[BEGIN Dataset]
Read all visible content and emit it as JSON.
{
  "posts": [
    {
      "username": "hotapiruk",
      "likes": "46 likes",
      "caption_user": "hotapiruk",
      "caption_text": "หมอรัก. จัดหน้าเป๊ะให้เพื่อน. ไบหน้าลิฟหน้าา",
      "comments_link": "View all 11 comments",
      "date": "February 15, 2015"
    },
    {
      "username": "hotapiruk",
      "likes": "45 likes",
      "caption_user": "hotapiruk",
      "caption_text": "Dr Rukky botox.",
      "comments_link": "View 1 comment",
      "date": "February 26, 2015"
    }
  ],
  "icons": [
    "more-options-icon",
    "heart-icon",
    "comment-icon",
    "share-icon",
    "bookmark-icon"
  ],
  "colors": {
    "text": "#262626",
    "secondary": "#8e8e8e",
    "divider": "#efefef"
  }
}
[END Dataset]
[BEGIN Dataset]
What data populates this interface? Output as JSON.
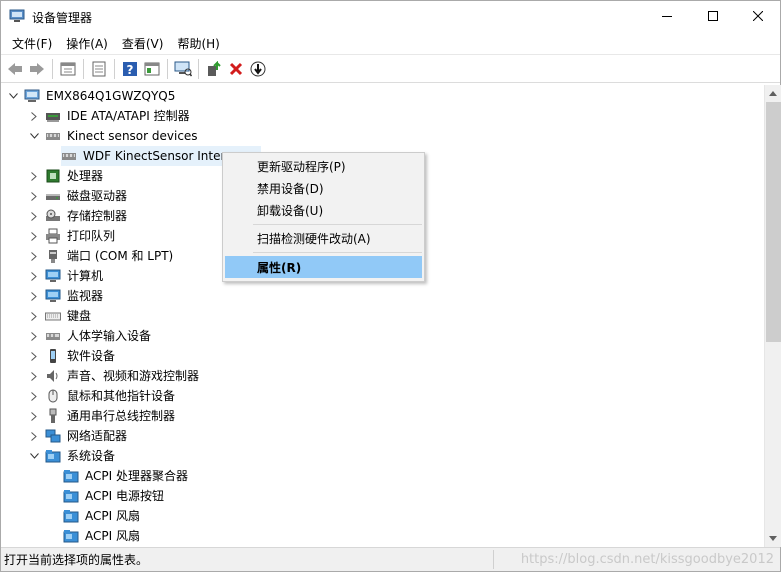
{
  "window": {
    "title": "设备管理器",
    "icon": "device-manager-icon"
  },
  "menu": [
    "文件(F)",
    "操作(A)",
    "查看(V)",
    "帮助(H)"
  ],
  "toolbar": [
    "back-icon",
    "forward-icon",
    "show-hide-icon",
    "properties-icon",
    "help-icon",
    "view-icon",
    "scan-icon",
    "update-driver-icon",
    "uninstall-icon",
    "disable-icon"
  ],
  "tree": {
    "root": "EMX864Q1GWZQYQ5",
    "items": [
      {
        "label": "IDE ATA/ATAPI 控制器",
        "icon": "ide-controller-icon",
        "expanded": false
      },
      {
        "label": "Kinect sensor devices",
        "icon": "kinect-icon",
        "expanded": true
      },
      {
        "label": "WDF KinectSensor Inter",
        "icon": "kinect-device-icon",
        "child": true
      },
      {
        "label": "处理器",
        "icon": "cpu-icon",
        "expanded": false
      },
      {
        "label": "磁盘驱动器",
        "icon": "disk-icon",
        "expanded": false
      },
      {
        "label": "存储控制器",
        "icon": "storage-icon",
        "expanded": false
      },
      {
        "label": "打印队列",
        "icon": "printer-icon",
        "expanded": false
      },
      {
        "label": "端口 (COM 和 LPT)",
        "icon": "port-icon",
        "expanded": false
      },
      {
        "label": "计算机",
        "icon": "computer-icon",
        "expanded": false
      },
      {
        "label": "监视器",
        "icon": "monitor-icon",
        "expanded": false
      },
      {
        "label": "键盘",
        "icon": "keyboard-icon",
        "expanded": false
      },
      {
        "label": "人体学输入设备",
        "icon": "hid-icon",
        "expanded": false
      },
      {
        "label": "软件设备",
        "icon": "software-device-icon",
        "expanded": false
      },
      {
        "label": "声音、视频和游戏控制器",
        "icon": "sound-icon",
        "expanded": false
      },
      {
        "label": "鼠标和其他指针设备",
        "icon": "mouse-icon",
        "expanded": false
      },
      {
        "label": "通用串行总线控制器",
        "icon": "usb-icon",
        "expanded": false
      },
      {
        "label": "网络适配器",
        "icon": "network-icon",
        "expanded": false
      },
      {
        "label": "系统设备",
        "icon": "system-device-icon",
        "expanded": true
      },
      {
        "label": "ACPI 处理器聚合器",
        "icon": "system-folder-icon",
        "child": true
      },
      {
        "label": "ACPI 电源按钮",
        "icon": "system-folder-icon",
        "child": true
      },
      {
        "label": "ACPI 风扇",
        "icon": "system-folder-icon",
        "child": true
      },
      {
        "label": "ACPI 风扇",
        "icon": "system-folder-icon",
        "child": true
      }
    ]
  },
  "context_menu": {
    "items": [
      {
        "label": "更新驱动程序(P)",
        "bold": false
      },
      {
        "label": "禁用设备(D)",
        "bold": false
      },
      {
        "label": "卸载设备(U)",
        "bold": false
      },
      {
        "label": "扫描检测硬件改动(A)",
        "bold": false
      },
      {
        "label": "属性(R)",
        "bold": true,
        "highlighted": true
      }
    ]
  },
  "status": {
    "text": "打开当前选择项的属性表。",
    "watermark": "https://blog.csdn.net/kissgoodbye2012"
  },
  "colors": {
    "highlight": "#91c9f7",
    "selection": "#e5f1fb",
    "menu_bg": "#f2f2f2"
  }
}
[END Dataset]
Directive :: List every line above that holds the word "JSON".

Exercise response ::
Read all visible content and emit it as JSON.
What data populates this interface? Output as JSON.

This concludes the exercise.